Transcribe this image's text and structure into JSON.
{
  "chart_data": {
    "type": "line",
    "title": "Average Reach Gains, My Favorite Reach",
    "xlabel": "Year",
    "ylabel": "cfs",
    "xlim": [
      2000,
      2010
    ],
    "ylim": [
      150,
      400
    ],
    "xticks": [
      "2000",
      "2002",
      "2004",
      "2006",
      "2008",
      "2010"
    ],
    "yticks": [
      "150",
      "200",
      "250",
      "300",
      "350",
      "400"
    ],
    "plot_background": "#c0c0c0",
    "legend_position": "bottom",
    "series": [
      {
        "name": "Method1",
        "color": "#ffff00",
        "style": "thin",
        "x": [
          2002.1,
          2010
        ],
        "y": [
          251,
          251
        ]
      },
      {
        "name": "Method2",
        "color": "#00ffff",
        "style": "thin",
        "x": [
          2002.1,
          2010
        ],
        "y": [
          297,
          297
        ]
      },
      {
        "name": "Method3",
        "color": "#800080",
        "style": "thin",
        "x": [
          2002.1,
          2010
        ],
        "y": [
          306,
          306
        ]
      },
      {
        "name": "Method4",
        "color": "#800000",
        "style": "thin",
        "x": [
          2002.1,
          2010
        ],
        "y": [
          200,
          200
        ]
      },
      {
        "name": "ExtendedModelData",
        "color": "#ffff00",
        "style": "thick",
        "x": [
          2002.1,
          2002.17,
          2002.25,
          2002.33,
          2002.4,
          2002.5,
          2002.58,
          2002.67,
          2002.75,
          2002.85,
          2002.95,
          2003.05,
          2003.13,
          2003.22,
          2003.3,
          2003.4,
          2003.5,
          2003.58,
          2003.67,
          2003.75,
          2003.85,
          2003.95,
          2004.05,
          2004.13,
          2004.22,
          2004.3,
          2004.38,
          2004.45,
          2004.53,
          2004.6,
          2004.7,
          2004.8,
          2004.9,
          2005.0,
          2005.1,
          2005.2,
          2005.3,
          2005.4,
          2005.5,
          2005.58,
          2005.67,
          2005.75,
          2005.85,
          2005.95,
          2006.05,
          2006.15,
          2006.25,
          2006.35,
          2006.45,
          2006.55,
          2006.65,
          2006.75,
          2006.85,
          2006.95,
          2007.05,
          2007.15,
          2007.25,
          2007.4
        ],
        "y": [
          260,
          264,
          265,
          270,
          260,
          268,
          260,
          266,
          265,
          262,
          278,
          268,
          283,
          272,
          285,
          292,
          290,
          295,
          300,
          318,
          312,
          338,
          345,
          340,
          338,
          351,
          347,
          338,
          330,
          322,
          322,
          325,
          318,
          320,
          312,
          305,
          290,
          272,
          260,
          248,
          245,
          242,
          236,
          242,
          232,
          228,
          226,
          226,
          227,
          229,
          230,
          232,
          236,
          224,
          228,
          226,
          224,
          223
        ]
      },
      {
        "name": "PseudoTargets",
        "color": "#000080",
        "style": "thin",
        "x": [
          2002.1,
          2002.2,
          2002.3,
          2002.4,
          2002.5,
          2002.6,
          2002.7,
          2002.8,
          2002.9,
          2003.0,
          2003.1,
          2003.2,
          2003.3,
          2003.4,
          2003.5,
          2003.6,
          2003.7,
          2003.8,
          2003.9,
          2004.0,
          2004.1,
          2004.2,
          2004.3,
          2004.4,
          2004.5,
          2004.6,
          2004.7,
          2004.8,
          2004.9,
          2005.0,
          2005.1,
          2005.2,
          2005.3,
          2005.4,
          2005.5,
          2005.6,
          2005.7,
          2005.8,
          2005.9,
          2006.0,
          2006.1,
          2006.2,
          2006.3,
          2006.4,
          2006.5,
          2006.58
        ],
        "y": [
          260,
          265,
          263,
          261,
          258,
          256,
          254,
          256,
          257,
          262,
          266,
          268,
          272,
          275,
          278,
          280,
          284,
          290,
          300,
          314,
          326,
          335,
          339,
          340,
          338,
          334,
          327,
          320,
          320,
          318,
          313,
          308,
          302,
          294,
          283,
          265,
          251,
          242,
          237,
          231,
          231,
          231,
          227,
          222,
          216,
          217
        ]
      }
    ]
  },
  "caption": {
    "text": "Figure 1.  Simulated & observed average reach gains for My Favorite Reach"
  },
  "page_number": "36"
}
============
→ **Goal of the exercise**:
Repeat the data precisely, reproducing every entry.

→ **The response**:
Transcribe this image's text and structure into JSON.
{
  "chart_data": {
    "type": "line",
    "title": "Average Reach Gains, My Favorite Reach",
    "xlabel": "Year",
    "ylabel": "cfs",
    "xlim": [
      2000,
      2010
    ],
    "ylim": [
      150,
      400
    ],
    "xticks": [
      "2000",
      "2002",
      "2004",
      "2006",
      "2008",
      "2010"
    ],
    "yticks": [
      "150",
      "200",
      "250",
      "300",
      "350",
      "400"
    ],
    "plot_background": "#c0c0c0",
    "legend_position": "bottom",
    "series": [
      {
        "name": "Method1",
        "color": "#ffff00",
        "style": "thin",
        "x": [
          2002.1,
          2010
        ],
        "y": [
          251,
          251
        ]
      },
      {
        "name": "Method2",
        "color": "#00ffff",
        "style": "thin",
        "x": [
          2002.1,
          2010
        ],
        "y": [
          297,
          297
        ]
      },
      {
        "name": "Method3",
        "color": "#800080",
        "style": "thin",
        "x": [
          2002.1,
          2010
        ],
        "y": [
          306,
          306
        ]
      },
      {
        "name": "Method4",
        "color": "#800000",
        "style": "thin",
        "x": [
          2002.1,
          2010
        ],
        "y": [
          200,
          200
        ]
      },
      {
        "name": "ExtendedModelData",
        "color": "#ffff00",
        "style": "thick",
        "x": [
          2002.1,
          2002.17,
          2002.25,
          2002.33,
          2002.4,
          2002.5,
          2002.58,
          2002.67,
          2002.75,
          2002.85,
          2002.95,
          2003.05,
          2003.13,
          2003.22,
          2003.3,
          2003.4,
          2003.5,
          2003.58,
          2003.67,
          2003.75,
          2003.85,
          2003.95,
          2004.05,
          2004.13,
          2004.22,
          2004.3,
          2004.38,
          2004.45,
          2004.53,
          2004.6,
          2004.7,
          2004.8,
          2004.9,
          2005.0,
          2005.1,
          2005.2,
          2005.3,
          2005.4,
          2005.5,
          2005.58,
          2005.67,
          2005.75,
          2005.85,
          2005.95,
          2006.05,
          2006.15,
          2006.25,
          2006.35,
          2006.45,
          2006.55,
          2006.65,
          2006.75,
          2006.85,
          2006.95,
          2007.05,
          2007.15,
          2007.25,
          2007.4
        ],
        "y": [
          260,
          264,
          265,
          270,
          260,
          268,
          260,
          266,
          265,
          262,
          278,
          268,
          283,
          272,
          285,
          292,
          290,
          295,
          300,
          318,
          312,
          338,
          345,
          340,
          338,
          351,
          347,
          338,
          330,
          322,
          322,
          325,
          318,
          320,
          312,
          305,
          290,
          272,
          260,
          248,
          245,
          242,
          236,
          242,
          232,
          228,
          226,
          226,
          227,
          229,
          230,
          232,
          236,
          224,
          228,
          226,
          224,
          223
        ]
      },
      {
        "name": "PseudoTargets",
        "color": "#000080",
        "style": "thin",
        "x": [
          2002.1,
          2002.2,
          2002.3,
          2002.4,
          2002.5,
          2002.6,
          2002.7,
          2002.8,
          2002.9,
          2003.0,
          2003.1,
          2003.2,
          2003.3,
          2003.4,
          2003.5,
          2003.6,
          2003.7,
          2003.8,
          2003.9,
          2004.0,
          2004.1,
          2004.2,
          2004.3,
          2004.4,
          2004.5,
          2004.6,
          2004.7,
          2004.8,
          2004.9,
          2005.0,
          2005.1,
          2005.2,
          2005.3,
          2005.4,
          2005.5,
          2005.6,
          2005.7,
          2005.8,
          2005.9,
          2006.0,
          2006.1,
          2006.2,
          2006.3,
          2006.4,
          2006.5,
          2006.58
        ],
        "y": [
          260,
          265,
          263,
          261,
          258,
          256,
          254,
          256,
          257,
          262,
          266,
          268,
          272,
          275,
          278,
          280,
          284,
          290,
          300,
          314,
          326,
          335,
          339,
          340,
          338,
          334,
          327,
          320,
          320,
          318,
          313,
          308,
          302,
          294,
          283,
          265,
          251,
          242,
          237,
          231,
          231,
          231,
          227,
          222,
          216,
          217
        ]
      }
    ]
  },
  "caption": {
    "text": "Figure 1.  Simulated & observed average reach gains for My Favorite Reach"
  },
  "page_number": "36"
}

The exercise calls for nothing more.